● Teks yang diberikan:
<<<<

Jumat
lalu, Presiden Joko Widodo (Jokowi) melantik Ignasisus Jonan (Jonan) dan
Achandra Tahar (Archandra) sebagai Menteri dan Wakil Menteri ESDM. Sebagai
pemegang hak preogratif, Jokowi
mempunyai hak untuk mengangkat dan memberhentikan Menteri. Hak ini melekat
kepada Jokowi sebagai Presiden berdasarkan konstitusi.
Dalam
praktek ketatanegaraan, hak preogratif diberikan kepada Presiden sebagai Kepala
Pemerintahan untuk melakukan sesuatu bertujuan agar Pemerintahan dapat membangun
kesejahteraan bagi rakyat. Mahfud menyebutkan “tanpa memerlukan persetujuan lembaga lain”.

>>>>

● Permintaan: Sebutkan dasar yang menurut teks yang diberikan membuat hak mengangkat dan memberhentikan Menteri melekat kepada Jokowi sebagai Presiden.

● Blok data:
<<<<

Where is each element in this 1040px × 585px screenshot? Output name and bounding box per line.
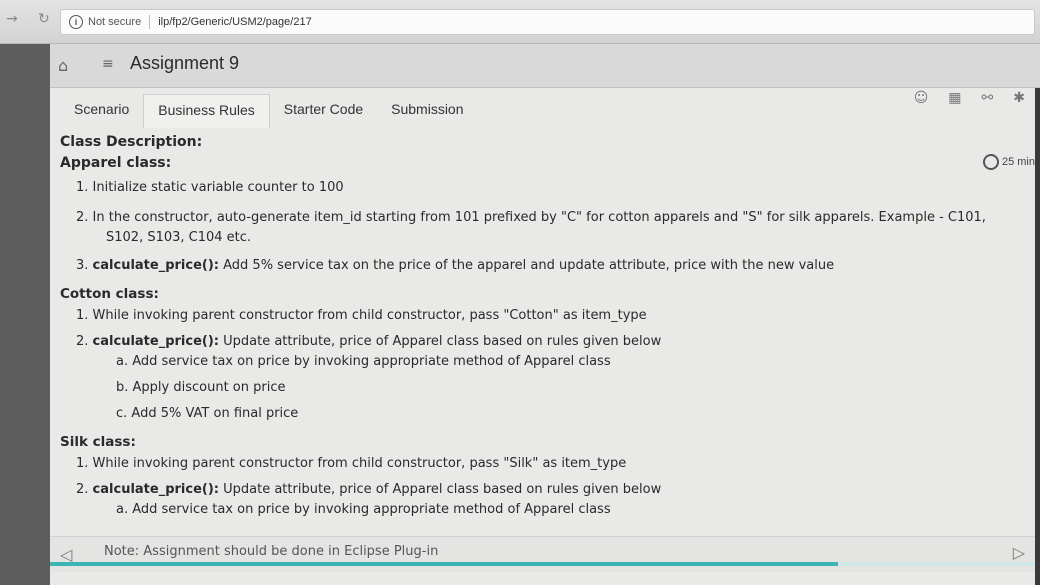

>>>>

● Jawaban latihan ini: Hak itu melekat kepada Jokowi berdasarkan konstitusi.